Figure content listings:
>> BEGIN

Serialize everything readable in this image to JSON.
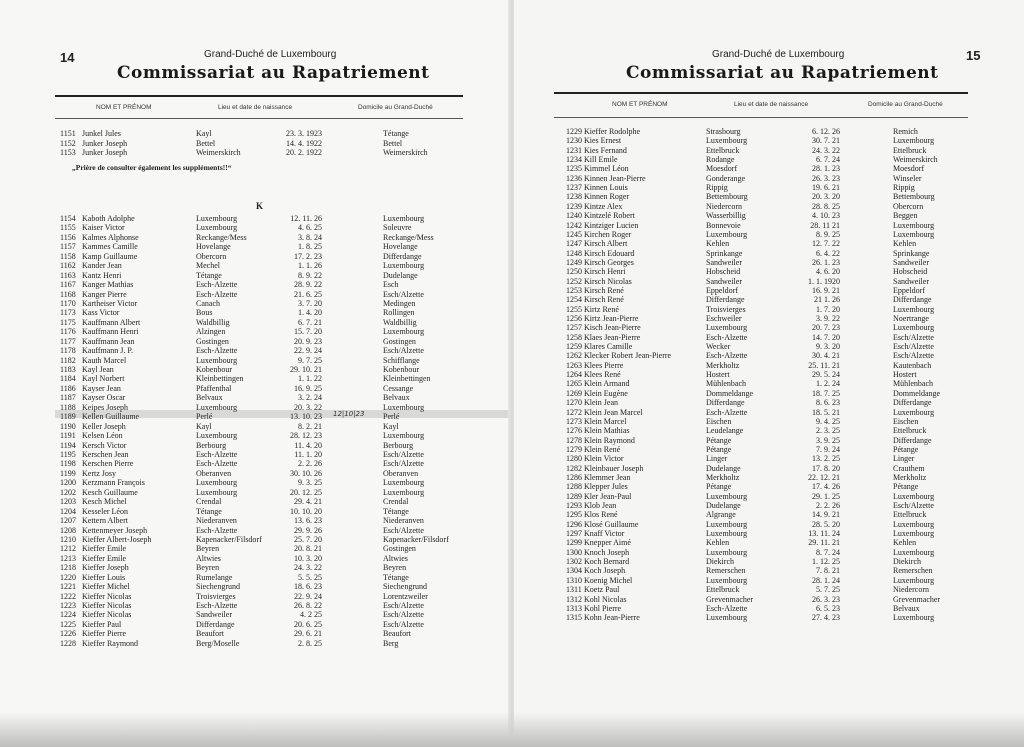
{
  "left_page": {
    "page_number": "14",
    "country": "Grand-Duché de Luxembourg",
    "title": "Commissariat au Rapatriement",
    "columns": [
      "NOM ET PRÉNOM",
      "Lieu et date de naissance",
      "Domicile au Grand-Duché"
    ],
    "entries_top": [
      [
        "1151",
        "Junkel Jules",
        "Kayl",
        "23. 3. 1923",
        "Tétange"
      ],
      [
        "1152",
        "Junker Joseph",
        "Bettel",
        "14. 4. 1922",
        "Bettel"
      ],
      [
        "1153",
        "Junker Joseph",
        "Weimerskirch",
        "20. 2. 1922",
        "Weimerskirch"
      ]
    ],
    "note": "„Prière de consulter également les suppléments!!“",
    "section_letter": "K",
    "entries": [
      [
        "1154",
        "Kaboth Adolphe",
        "Luxembourg",
        "12. 11. 26",
        "Luxembourg"
      ],
      [
        "1155",
        "Kaiser Victor",
        "Luxembourg",
        "4. 6. 25",
        "Soleuvre"
      ],
      [
        "1156",
        "Kalmes Alphonse",
        "Reckange/Mess",
        "3. 8. 24",
        "Reckange/Mess"
      ],
      [
        "1157",
        "Kammes Camille",
        "Hovelange",
        "1. 8. 25",
        "Hovelange"
      ],
      [
        "1158",
        "Kamp Guillaume",
        "Obercorn",
        "17. 2. 23",
        "Differdange"
      ],
      [
        "1162",
        "Kander Jean",
        "Mechel",
        "1. 1. 26",
        "Luxembourg"
      ],
      [
        "1163",
        "Kantz Henri",
        "Tétange",
        "8. 9. 22",
        "Dudelange"
      ],
      [
        "1167",
        "Kanger Mathias",
        "Esch-Alzette",
        "28. 9. 22",
        "Esch"
      ],
      [
        "1168",
        "Kanger Pierre",
        "Esch-Alzette",
        "21. 6. 25",
        "Esch/Alzette"
      ],
      [
        "1170",
        "Kartheiser Victor",
        "Canach",
        "3. 7. 20",
        "Medingen"
      ],
      [
        "1173",
        "Kass Victor",
        "Bous",
        "1. 4. 20",
        "Rollingen"
      ],
      [
        "1175",
        "Kauffmann Albert",
        "Waldbillig",
        "6. 7. 21",
        "Waldbillig"
      ],
      [
        "1176",
        "Kauffmann Henri",
        "Alzingen",
        "15. 7. 20",
        "Luxembourg"
      ],
      [
        "1177",
        "Kauffmann Jean",
        "Gostingen",
        "20. 9. 23",
        "Gostingen"
      ],
      [
        "1178",
        "Kauffmann J. P.",
        "Esch-Alzette",
        "22. 9. 24",
        "Esch/Alzette"
      ],
      [
        "1182",
        "Kauth Marcel",
        "Luxembourg",
        "9. 7. 25",
        "Schifflange"
      ],
      [
        "1183",
        "Kayl Jean",
        "Kobenbour",
        "29. 10. 21",
        "Kobenbour"
      ],
      [
        "1184",
        "Kayl Norbert",
        "Kleinbettingen",
        "1. 1. 22",
        "Kleinbettingen"
      ],
      [
        "1186",
        "Kayser Jean",
        "Pfaffenthal",
        "16. 9. 25",
        "Cessange"
      ],
      [
        "1187",
        "Kayser Oscar",
        "Belvaux",
        "3. 2. 24",
        "Belvaux"
      ],
      [
        "1188",
        "Keipes Joseph",
        "Luxembourg",
        "20. 3. 22",
        "Luxembourg"
      ],
      [
        "1189",
        "Kellen Guillaume",
        "Perlé",
        "13. 10. 23",
        "Perlé"
      ],
      [
        "1190",
        "Keller Joseph",
        "Kayl",
        "8. 2. 21",
        "Kayl"
      ],
      [
        "1191",
        "Kelsen Léon",
        "Luxembourg",
        "28. 12. 23",
        "Luxembourg"
      ],
      [
        "1194",
        "Kersch Victor",
        "Berbourg",
        "11. 4. 20",
        "Berbourg"
      ],
      [
        "1195",
        "Kerschen Jean",
        "Esch-Alzette",
        "11. 1. 20",
        "Esch/Alzette"
      ],
      [
        "1198",
        "Kerschen Pierre",
        "Esch-Alzette",
        "2. 2. 26",
        "Esch/Alzette"
      ],
      [
        "1199",
        "Kertz Josy",
        "Oberanven",
        "30. 10. 26",
        "Oberanven"
      ],
      [
        "1200",
        "Kerzmann François",
        "Luxembourg",
        "9. 3. 25",
        "Luxembourg"
      ],
      [
        "1202",
        "Kesch Guillaume",
        "Luxembourg",
        "20. 12. 25",
        "Luxembourg"
      ],
      [
        "1203",
        "Kesch Michel",
        "Crendal",
        "29. 4. 21",
        "Crendal"
      ],
      [
        "1204",
        "Kesseler Léon",
        "Tétange",
        "10. 10. 20",
        "Tétange"
      ],
      [
        "1207",
        "Kettern Albert",
        "Niederanven",
        "13. 6. 23",
        "Niederanven"
      ],
      [
        "1208",
        "Kettenmeyer Joseph",
        "Esch-Alzette",
        "29. 9. 26",
        "Esch/Alzette"
      ],
      [
        "1210",
        "Kieffer Albert-Joseph",
        "Kapenacker/Filsdorf",
        "25. 7. 20",
        "Kapenacker/Filsdorf"
      ],
      [
        "1212",
        "Kieffer Emile",
        "Beyren",
        "20. 8. 21",
        "Gostingen"
      ],
      [
        "1213",
        "Kieffer Emile",
        "Altwies",
        "10. 3. 20",
        "Altwies"
      ],
      [
        "1218",
        "Kieffer Joseph",
        "Beyren",
        "24. 3. 22",
        "Beyren"
      ],
      [
        "1220",
        "Kieffer Louis",
        "Rumelange",
        "5. 5. 25",
        "Tétange"
      ],
      [
        "1221",
        "Kieffer Michel",
        "Siechengrund",
        "18. 6. 23",
        "Siechengrund"
      ],
      [
        "1222",
        "Kieffer Nicolas",
        "Troisvierges",
        "22. 9. 24",
        "Lorentzweiler"
      ],
      [
        "1223",
        "Kieffer Nicolas",
        "Esch-Alzette",
        "26. 8. 22",
        "Esch/Alzette"
      ],
      [
        "1224",
        "Kieffer Nicolas",
        "Sandweiler",
        "4. 2 25",
        "Esch/Alzette"
      ],
      [
        "1225",
        "Kieffer Paul",
        "Differdange",
        "20. 6. 25",
        "Esch/Alzette"
      ],
      [
        "1226",
        "Kieffer Pierre",
        "Beaufort",
        "29. 6. 21",
        "Beaufort"
      ],
      [
        "1228",
        "Kieffer Raymond",
        "Berg/Moselle",
        "2. 8. 25",
        "Berg"
      ]
    ],
    "handwritten_annotation": "12|10|23"
  },
  "right_page": {
    "page_number": "15",
    "country": "Grand-Duché de Luxembourg",
    "title": "Commissariat au Rapatriement",
    "columns": [
      "NOM ET PRÉNOM",
      "Lieu et date de naissance",
      "Domicile au Grand-Duché"
    ],
    "entries": [
      [
        "1229",
        "Kieffer Rodolphe",
        "Strasbourg",
        "6. 12. 26",
        "Remich"
      ],
      [
        "1230",
        "Kies Ernest",
        "Luxembourg",
        "30. 7. 21",
        "Luxembourg"
      ],
      [
        "1231",
        "Kies Fernand",
        "Ettelbruck",
        "24. 3. 22",
        "Ettelbruck"
      ],
      [
        "1234",
        "Kill Emile",
        "Rodange",
        "6. 7. 24",
        "Weimerskirch"
      ],
      [
        "1235",
        "Kimmel Léon",
        "Moesdorf",
        "28. 1. 23",
        "Moesdorf"
      ],
      [
        "1236",
        "Kinnen Jean-Pierre",
        "Gonderange",
        "26. 3. 23",
        "Winseler"
      ],
      [
        "1237",
        "Kinnen Louis",
        "Rippig",
        "19. 6. 21",
        "Rippig"
      ],
      [
        "1238",
        "Kinnen Roger",
        "Bettembourg",
        "20. 3. 20",
        "Bettembourg"
      ],
      [
        "1239",
        "Kintze Alex",
        "Niedercorn",
        "28. 8. 25",
        "Obercorn"
      ],
      [
        "1240",
        "Kintzelé Robert",
        "Wasserbillig",
        "4. 10. 23",
        "Beggen"
      ],
      [
        "1242",
        "Kintziger Lucien",
        "Bonnevoie",
        "28. 11 21",
        "Luxembourg"
      ],
      [
        "1245",
        "Kirchen Roger",
        "Luxembourg",
        "8. 9. 25",
        "Luxembourg"
      ],
      [
        "1247",
        "Kirsch Albert",
        "Kehlen",
        "12. 7. 22",
        "Kehlen"
      ],
      [
        "1248",
        "Kirsch Edouard",
        "Sprinkange",
        "6. 4. 22",
        "Sprinkange"
      ],
      [
        "1249",
        "Kirsch Georges",
        "Sandweiler",
        "26. 1. 23",
        "Sandweiler"
      ],
      [
        "1250",
        "Kirsch Henri",
        "Hobscheid",
        "4. 6. 20",
        "Hobscheid"
      ],
      [
        "1252",
        "Kirsch Nicolas",
        "Sandweiler",
        "1. 1. 1920",
        "Sandweiler"
      ],
      [
        "1253",
        "Kirsch René",
        "Eppeldorf",
        "16. 9. 21",
        "Eppeldorf"
      ],
      [
        "1254",
        "Kirsch René",
        "Differdange",
        "21 1. 26",
        "Differdange"
      ],
      [
        "1255",
        "Kirtz René",
        "Troisvierges",
        "1. 7. 20",
        "Luxembourg"
      ],
      [
        "1256",
        "Kirtz Jean-Pierre",
        "Eschweiler",
        "3. 9. 22",
        "Noertrange"
      ],
      [
        "1257",
        "Kisch Jean-Pierre",
        "Luxembourg",
        "20. 7. 23",
        "Luxembourg"
      ],
      [
        "1258",
        "Klaes Jean-Pierre",
        "Esch-Alzette",
        "14. 7. 20",
        "Esch/Alzette"
      ],
      [
        "1259",
        "Klares Camille",
        "Wecker",
        "9. 3. 20",
        "Esch/Alzette"
      ],
      [
        "1262",
        "Klecker Robert Jean-Pierre",
        "Esch-Alzette",
        "30. 4. 21",
        "Esch/Alzette"
      ],
      [
        "1263",
        "Klees Pierre",
        "Merkholtz",
        "25. 11. 21",
        "Kautenbach"
      ],
      [
        "1264",
        "Klees René",
        "Hostert",
        "29. 5. 24",
        "Hostert"
      ],
      [
        "1265",
        "Klein Armand",
        "Mühlenbach",
        "1. 2. 24",
        "Mühlenbach"
      ],
      [
        "1269",
        "Klein Eugène",
        "Dommeldange",
        "18. 7. 25",
        "Dommeldange"
      ],
      [
        "1270",
        "Klein Jean",
        "Differdange",
        "8. 6. 23",
        "Differdange"
      ],
      [
        "1272",
        "Klein Jean Marcel",
        "Esch-Alzette",
        "18. 5. 21",
        "Luxembourg"
      ],
      [
        "1273",
        "Klein Marcel",
        "Eischen",
        "9. 4. 25",
        "Eischen"
      ],
      [
        "1276",
        "Klein Mathias",
        "Leudelange",
        "2. 3. 25",
        "Ettelbruck"
      ],
      [
        "1278",
        "Klein Raymond",
        "Pétange",
        "3. 9. 25",
        "Differdange"
      ],
      [
        "1279",
        "Klein René",
        "Pétange",
        "7. 9. 24",
        "Pétange"
      ],
      [
        "1280",
        "Klein Victor",
        "Linger",
        "13. 2. 25",
        "Linger"
      ],
      [
        "1282",
        "Kleinbauer Joseph",
        "Dudelange",
        "17. 8. 20",
        "Crauthem"
      ],
      [
        "1286",
        "Klemmer Jean",
        "Merkholtz",
        "22. 12. 21",
        "Merkholtz"
      ],
      [
        "1288",
        "Klepper Jules",
        "Pétange",
        "17. 4. 26",
        "Pétange"
      ],
      [
        "1289",
        "Kler Jean-Paul",
        "Luxembourg",
        "29. 1. 25",
        "Luxembourg"
      ],
      [
        "1293",
        "Klob Jean",
        "Dudelange",
        "2. 2. 26",
        "Esch/Alzette"
      ],
      [
        "1295",
        "Klos René",
        "Algrange",
        "14. 9. 21",
        "Ettelbruck"
      ],
      [
        "1296",
        "Klosé Guillaume",
        "Luxembourg",
        "28. 5. 20",
        "Luxembourg"
      ],
      [
        "1297",
        "Knaff Victor",
        "Luxembourg",
        "13. 11. 24",
        "Luxembourg"
      ],
      [
        "1299",
        "Knepper Aimé",
        "Kehlen",
        "29. 11. 21",
        "Kehlen"
      ],
      [
        "1300",
        "Knoch Joseph",
        "Luxembourg",
        "8. 7. 24",
        "Luxembourg"
      ],
      [
        "1302",
        "Koch Bernard",
        "Diekirch",
        "1. 12. 25",
        "Diekirch"
      ],
      [
        "1304",
        "Koch Joseph",
        "Remerschen",
        "7. 8. 21",
        "Remerschen"
      ],
      [
        "1310",
        "Koenig Michel",
        "Luxembourg",
        "28. 1. 24",
        "Luxembourg"
      ],
      [
        "1311",
        "Koetz Paul",
        "Ettelbruck",
        "5. 7. 25",
        "Niedercorn"
      ],
      [
        "1312",
        "Kohl Nicolas",
        "Grevenmacher",
        "26. 3. 23",
        "Grevenmacher"
      ],
      [
        "1313",
        "Kohl Pierre",
        "Esch-Alzette",
        "6. 5. 23",
        "Belvaux"
      ],
      [
        "1315",
        "Kohn Jean-Pierre",
        "Luxembourg",
        "27. 4. 23",
        "Luxembourg"
      ]
    ]
  }
}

>> END

_EXERCISE_: Where a line above includes "Paul", copy that line.

_ANSWER TO THIS TASK_:
        "Kieffer Paul",
        "Kler Jean-Paul",
        "Koetz Paul",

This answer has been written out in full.